-- Start --
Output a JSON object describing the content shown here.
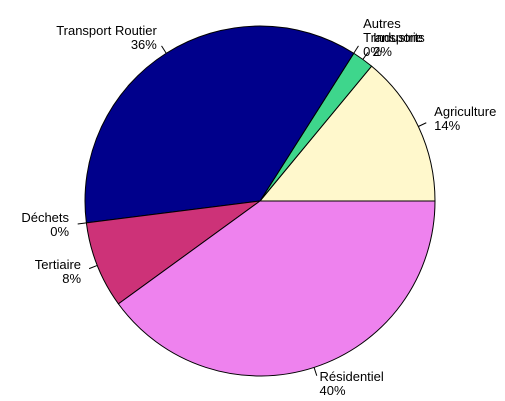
{
  "chart_data": {
    "type": "pie",
    "categories": [
      "Agriculture",
      "Industrie",
      "Autres\nTransports",
      "Transport Routier",
      "Déchets",
      "Tertiaire",
      "Résidentiel"
    ],
    "values": [
      14,
      2,
      0,
      36,
      0,
      8,
      40
    ],
    "value_labels": [
      "14%",
      "2%",
      "0%",
      "36%",
      "0%",
      "8%",
      "40%"
    ],
    "colors": [
      "#fff8cc",
      "#3ed68c",
      "#8fd3e0",
      "#00008b",
      "#a0a0a0",
      "#cd3278",
      "#ee82ee"
    ]
  }
}
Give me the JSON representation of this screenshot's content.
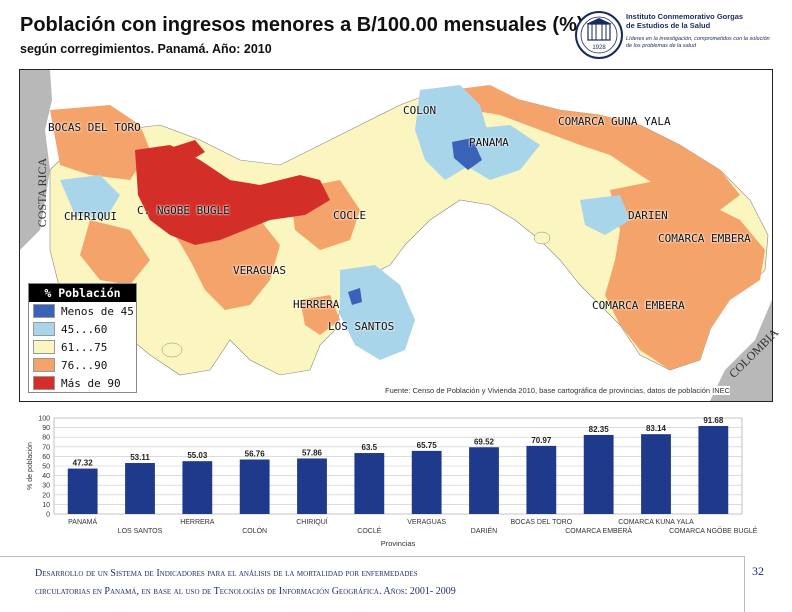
-- End --
Write out all the entries exactly, except for the pictures.

Output a JSON object describing the content shown here.
{
  "chart_data": {
    "type": "pie",
    "categories": [
      "Agriculture",
      "Industrie",
      "Autres\nTransports",
      "Transport Routier",
      "Déchets",
      "Tertiaire",
      "Résidentiel"
    ],
    "values": [
      14,
      2,
      0,
      36,
      0,
      8,
      40
    ],
    "value_labels": [
      "14%",
      "2%",
      "0%",
      "36%",
      "0%",
      "8%",
      "40%"
    ],
    "colors": [
      "#fff8cc",
      "#3ed68c",
      "#8fd3e0",
      "#00008b",
      "#a0a0a0",
      "#cd3278",
      "#ee82ee"
    ]
  }
}
Give me the JSON representation of this screenshot's content.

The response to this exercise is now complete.